Data for this task.
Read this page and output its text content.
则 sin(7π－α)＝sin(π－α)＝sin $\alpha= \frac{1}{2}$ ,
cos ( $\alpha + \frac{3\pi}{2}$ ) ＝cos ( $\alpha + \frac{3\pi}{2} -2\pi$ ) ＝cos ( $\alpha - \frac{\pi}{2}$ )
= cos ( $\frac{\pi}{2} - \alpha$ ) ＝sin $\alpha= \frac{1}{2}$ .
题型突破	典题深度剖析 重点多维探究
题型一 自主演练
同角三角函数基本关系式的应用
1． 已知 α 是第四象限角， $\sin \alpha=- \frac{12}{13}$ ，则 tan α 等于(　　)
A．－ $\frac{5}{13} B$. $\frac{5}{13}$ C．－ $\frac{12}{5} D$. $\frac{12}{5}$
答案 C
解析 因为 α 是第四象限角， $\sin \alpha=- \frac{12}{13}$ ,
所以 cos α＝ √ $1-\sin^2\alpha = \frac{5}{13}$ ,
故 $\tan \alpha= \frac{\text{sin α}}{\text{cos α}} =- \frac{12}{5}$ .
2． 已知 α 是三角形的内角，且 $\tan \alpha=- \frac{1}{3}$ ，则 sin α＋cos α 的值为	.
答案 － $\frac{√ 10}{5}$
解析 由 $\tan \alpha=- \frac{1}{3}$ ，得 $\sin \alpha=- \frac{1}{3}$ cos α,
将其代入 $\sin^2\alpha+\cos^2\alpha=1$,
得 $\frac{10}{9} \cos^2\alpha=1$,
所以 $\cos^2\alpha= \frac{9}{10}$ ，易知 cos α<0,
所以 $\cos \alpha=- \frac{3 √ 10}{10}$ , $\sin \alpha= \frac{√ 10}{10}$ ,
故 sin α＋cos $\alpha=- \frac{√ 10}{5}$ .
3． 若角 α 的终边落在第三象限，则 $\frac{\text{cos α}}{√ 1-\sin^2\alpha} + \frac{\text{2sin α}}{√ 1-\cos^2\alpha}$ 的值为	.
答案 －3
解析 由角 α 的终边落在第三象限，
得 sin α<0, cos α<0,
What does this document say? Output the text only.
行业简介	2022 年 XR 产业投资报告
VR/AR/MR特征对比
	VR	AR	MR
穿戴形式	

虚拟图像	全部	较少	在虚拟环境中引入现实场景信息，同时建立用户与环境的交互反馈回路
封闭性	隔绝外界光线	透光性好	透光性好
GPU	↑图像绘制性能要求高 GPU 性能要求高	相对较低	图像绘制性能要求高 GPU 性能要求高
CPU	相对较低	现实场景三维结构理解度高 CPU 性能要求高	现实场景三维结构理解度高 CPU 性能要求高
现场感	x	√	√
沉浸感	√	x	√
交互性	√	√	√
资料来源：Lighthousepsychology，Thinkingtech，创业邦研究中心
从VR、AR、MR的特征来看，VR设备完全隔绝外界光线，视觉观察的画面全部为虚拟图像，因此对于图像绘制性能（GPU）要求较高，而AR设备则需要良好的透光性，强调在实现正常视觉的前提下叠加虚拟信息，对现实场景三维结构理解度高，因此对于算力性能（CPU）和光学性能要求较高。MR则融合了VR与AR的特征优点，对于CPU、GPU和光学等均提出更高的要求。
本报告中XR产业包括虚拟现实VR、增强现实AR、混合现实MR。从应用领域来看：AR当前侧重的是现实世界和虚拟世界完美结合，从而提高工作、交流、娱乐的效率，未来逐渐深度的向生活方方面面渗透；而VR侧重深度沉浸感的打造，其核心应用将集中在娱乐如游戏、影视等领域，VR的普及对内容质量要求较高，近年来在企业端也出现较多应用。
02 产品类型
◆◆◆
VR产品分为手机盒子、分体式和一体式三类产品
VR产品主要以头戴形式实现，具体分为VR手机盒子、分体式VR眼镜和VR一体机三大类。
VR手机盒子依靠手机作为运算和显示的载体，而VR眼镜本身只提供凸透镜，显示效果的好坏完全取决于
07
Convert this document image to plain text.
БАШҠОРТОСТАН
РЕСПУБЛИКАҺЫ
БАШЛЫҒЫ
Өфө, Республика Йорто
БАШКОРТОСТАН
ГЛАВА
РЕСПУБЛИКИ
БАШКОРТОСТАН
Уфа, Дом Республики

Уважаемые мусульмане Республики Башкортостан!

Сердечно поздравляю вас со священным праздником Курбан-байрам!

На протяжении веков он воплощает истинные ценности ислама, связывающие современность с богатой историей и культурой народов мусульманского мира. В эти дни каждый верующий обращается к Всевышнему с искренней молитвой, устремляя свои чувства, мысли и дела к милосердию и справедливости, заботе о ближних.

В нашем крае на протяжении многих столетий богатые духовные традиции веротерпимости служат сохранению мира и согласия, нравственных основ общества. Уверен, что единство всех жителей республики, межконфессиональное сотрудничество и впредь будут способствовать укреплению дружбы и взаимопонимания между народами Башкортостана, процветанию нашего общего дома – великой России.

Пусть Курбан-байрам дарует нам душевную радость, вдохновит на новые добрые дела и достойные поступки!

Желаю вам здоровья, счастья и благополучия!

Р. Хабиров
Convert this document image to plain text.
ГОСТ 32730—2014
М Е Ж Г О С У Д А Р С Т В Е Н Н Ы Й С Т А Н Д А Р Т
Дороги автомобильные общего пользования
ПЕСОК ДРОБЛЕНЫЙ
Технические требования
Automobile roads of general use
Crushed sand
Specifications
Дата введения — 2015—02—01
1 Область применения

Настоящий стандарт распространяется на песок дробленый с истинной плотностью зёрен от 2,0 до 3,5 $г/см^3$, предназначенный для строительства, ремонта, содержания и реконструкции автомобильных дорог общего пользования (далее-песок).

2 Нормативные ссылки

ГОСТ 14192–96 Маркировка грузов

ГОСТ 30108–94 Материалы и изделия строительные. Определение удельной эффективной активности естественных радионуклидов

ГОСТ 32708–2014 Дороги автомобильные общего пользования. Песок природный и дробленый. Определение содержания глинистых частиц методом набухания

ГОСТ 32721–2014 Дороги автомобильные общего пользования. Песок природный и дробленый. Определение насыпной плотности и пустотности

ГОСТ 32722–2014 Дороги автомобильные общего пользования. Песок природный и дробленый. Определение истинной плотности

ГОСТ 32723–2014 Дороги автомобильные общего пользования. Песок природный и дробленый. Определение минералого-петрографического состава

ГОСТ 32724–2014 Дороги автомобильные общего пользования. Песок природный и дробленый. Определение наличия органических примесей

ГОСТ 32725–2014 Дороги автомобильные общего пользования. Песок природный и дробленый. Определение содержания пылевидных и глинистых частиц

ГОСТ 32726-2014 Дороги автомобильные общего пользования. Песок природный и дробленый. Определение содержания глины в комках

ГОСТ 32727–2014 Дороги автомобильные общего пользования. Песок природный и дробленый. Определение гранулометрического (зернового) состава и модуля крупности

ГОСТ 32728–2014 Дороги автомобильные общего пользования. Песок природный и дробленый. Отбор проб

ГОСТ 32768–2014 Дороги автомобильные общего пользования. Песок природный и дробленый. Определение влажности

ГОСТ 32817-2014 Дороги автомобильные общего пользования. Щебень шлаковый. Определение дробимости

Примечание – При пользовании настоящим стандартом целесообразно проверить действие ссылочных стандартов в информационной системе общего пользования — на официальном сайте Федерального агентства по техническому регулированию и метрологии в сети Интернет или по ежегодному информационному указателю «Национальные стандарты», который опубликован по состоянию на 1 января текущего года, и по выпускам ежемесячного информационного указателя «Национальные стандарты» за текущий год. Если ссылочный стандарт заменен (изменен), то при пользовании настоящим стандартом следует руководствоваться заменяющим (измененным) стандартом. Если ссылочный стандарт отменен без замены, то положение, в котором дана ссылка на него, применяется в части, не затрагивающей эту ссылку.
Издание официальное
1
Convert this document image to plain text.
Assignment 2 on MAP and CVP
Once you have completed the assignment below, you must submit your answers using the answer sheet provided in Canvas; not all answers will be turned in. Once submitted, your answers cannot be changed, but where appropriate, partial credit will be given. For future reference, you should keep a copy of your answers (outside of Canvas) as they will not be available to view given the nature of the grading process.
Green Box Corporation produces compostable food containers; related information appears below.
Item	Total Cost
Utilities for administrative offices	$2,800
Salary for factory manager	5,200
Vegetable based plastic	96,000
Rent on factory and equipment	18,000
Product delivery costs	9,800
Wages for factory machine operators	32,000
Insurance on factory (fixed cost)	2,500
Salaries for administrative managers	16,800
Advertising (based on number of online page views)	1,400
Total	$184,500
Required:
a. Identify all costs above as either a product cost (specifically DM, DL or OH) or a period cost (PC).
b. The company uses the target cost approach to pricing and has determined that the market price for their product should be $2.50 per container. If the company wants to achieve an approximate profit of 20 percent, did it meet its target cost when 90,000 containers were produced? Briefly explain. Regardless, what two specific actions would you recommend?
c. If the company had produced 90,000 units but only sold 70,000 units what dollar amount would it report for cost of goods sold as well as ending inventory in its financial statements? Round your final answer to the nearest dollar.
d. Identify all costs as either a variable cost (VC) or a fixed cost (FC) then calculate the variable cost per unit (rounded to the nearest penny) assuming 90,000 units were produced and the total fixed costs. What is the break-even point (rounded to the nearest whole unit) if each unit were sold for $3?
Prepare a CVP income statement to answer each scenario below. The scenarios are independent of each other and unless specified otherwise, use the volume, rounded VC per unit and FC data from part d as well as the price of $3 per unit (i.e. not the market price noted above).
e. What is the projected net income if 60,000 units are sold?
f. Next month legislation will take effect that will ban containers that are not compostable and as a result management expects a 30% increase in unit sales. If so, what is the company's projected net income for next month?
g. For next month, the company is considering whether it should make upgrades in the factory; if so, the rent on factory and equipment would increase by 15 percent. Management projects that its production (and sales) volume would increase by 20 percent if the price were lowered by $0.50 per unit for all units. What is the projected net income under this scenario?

Exercise task. Report how many lines of the listing above include the word "price". Say nothing but the number.

Exercise answer. 3